→ **LO QUE SE PIDE**
¿Puedes retomar el texto sobre el entierro de "Cuquita" y la nueva mirada hacia Haití y seguir escribiéndolo a partir de su última oración?

:: TEXTO FUENTE ::

De la anécdota del entierro de "Cuquita" salió, a lo menos, una decisión buena, ya que el chofer del carro fúnebre asumió un compromiso a modo de promesa: "Es verdad que la persona es persona y eso es lo que vale; es hija de Dios aunque sea como sea y, por lo tanto, se merece el respeto y la dignidad que le corresponde". Y añadió: "Más nunca llevaré un entierro directo al cementerio ya que tiene el derecho a que alguien que le despida el duelo".

¡Ese día, aquel chofer, descubrió el valor que tenía la fallecida, a pesar de que el administrador le dijera en alta voz cual era su limitación!.

Visión del hoy

También, hoy, después del terremoto, muchas personas en el mundo miran a Haití y a los haitianos de manera diferente, más positiva, con mayor compromiso, incluso destacan valores que, para muchos, eran desconocidos o pasaban inadvertidos. ¡Descubrir esta riqueza y reconocerla es, tal vez, mucho más que una limosna y, con ello, se renuevan las bases necesarias para levantar un nuevo Haití!, no sólo a los ojos de quienes vivimos en la misma región caribeña, sino también a los de un poco más allá, en Latinoamérica, el Norte y el resto del mundo.

:::
:: ENTRADAS PROPORCIONADAS ::

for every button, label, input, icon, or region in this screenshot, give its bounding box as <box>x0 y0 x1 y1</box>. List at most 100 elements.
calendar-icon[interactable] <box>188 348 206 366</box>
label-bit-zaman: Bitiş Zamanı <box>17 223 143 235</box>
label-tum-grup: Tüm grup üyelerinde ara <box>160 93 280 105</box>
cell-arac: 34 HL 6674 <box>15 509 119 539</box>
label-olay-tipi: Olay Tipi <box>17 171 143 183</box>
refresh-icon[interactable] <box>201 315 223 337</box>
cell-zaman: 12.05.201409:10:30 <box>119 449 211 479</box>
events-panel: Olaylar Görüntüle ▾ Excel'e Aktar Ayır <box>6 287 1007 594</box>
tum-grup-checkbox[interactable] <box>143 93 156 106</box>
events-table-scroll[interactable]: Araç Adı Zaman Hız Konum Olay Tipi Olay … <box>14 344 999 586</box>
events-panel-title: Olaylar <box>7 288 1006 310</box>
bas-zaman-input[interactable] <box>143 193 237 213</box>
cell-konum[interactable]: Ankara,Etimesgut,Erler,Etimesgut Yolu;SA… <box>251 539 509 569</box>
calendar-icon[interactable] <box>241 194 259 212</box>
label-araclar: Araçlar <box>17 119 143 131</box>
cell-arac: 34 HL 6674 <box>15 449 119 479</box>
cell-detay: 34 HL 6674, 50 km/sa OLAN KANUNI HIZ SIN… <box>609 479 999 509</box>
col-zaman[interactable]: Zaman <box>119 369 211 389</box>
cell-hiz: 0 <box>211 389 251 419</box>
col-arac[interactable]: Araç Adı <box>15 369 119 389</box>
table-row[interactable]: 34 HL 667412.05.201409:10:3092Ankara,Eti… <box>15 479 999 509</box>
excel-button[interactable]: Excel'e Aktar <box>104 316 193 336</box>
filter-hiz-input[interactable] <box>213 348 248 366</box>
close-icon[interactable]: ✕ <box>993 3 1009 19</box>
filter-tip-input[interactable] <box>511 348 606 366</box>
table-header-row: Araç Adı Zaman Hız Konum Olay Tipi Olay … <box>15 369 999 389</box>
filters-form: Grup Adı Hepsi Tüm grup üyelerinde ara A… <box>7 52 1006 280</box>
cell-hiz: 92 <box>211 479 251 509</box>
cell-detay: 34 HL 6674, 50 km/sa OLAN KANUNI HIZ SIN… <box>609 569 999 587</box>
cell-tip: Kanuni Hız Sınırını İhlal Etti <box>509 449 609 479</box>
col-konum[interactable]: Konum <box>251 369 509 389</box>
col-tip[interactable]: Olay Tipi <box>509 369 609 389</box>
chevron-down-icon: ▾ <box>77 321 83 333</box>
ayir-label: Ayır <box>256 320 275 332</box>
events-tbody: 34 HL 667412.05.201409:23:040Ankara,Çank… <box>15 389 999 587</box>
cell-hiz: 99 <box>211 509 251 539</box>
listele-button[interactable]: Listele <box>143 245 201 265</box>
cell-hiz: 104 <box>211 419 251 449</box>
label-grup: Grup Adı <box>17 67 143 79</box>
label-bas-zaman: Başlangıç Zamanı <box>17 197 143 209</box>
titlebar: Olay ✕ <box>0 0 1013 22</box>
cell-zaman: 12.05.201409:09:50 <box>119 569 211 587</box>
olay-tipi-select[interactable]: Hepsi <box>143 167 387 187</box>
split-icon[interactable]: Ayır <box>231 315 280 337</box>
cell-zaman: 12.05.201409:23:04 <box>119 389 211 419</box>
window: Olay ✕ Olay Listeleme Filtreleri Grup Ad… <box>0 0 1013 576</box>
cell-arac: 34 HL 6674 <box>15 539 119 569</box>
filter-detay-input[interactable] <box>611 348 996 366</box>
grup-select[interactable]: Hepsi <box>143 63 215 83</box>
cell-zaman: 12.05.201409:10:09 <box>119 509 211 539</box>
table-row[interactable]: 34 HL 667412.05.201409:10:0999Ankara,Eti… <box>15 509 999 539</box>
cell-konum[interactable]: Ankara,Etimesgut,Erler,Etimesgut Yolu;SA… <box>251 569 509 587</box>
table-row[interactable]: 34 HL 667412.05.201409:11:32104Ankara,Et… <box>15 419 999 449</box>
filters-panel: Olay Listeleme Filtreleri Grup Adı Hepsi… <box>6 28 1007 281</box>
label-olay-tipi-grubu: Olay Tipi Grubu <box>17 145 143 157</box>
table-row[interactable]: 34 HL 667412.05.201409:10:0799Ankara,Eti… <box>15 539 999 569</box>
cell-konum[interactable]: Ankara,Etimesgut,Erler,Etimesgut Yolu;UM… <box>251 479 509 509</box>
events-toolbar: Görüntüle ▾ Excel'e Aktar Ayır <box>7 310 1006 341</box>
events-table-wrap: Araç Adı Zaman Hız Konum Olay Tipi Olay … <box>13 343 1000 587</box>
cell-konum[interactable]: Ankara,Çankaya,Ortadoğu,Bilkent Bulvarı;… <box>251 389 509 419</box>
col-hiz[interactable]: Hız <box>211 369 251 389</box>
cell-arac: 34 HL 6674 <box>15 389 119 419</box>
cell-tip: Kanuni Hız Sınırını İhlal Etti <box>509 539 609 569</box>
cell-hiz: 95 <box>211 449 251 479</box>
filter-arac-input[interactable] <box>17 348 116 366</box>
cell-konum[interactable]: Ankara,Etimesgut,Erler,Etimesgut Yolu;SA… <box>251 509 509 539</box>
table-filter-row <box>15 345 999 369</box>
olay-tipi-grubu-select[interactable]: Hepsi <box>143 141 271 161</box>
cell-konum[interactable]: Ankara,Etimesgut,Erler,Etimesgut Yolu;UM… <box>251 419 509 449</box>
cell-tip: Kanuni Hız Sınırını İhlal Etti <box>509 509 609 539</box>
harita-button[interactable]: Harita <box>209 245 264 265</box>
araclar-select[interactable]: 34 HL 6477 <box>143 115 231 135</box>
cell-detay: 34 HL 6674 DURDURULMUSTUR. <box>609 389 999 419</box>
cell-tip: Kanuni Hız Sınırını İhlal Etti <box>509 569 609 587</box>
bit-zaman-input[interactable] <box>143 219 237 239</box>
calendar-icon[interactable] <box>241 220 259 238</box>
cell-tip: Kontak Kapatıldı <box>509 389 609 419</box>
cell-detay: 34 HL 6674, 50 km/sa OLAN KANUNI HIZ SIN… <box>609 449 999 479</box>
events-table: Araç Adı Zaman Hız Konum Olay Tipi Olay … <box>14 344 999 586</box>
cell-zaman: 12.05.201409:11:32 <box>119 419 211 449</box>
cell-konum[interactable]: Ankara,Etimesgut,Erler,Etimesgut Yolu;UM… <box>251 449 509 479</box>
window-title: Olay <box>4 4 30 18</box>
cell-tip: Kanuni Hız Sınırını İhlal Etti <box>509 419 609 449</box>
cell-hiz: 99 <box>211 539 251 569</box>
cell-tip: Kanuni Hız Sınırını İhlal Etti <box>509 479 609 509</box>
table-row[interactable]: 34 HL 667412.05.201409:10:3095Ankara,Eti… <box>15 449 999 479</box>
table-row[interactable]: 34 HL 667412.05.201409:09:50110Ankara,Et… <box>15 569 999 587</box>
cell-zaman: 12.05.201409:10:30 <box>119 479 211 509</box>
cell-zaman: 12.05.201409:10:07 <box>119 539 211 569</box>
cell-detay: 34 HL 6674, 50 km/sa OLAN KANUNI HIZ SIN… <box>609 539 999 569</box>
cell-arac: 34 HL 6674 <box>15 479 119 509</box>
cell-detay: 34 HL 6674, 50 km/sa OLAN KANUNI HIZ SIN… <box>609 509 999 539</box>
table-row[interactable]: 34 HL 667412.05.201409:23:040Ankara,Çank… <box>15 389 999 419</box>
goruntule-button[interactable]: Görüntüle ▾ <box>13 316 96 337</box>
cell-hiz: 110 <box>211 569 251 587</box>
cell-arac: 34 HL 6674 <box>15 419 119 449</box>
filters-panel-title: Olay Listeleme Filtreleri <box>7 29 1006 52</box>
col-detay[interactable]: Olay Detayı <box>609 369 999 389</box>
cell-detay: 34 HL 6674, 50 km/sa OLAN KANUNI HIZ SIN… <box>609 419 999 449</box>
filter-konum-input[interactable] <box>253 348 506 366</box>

:::

→ **RESULTADO**
Es duro y riesgoso expresar: "No hay mal que por bien no venga", pero, la lectura creyente de este acontecimiento, permite vislumbrar una luz de esperanza para todos los hijos e hijas de este querido pueblo.

¡Ante el asombro, silencio de conversión!

… ¡asombra ver las fotos en las que aparecen tantos cadáveres tirados sobre una acera en espera de que los recojan y los lleven a “la fosa común”!. Tal vez, alguien retire la vista de la foto y guarde silencio porque recuerda que fue protagonista o cómplice de un fetico inocente –a quien no vio, pero despreció– que, primero, fue al cubo y, después, al crematorio del hospital.

… ¡asombra leer el titular de prensa publicado por la BBC : “Piden conferencia de donantes para Haití: el gobierno francés acordó con EE.UU., Canadá y Brasil preparar un encuentro internacional sobre la reconstrucción del país tras el sismo”!. E, interiormente, uno dice: ¡qué bueno que los países poderosos miren al pobre, no solo para levantarlo, sino para darle posibilidades para que crezca por sí mismo sin otras condiciones.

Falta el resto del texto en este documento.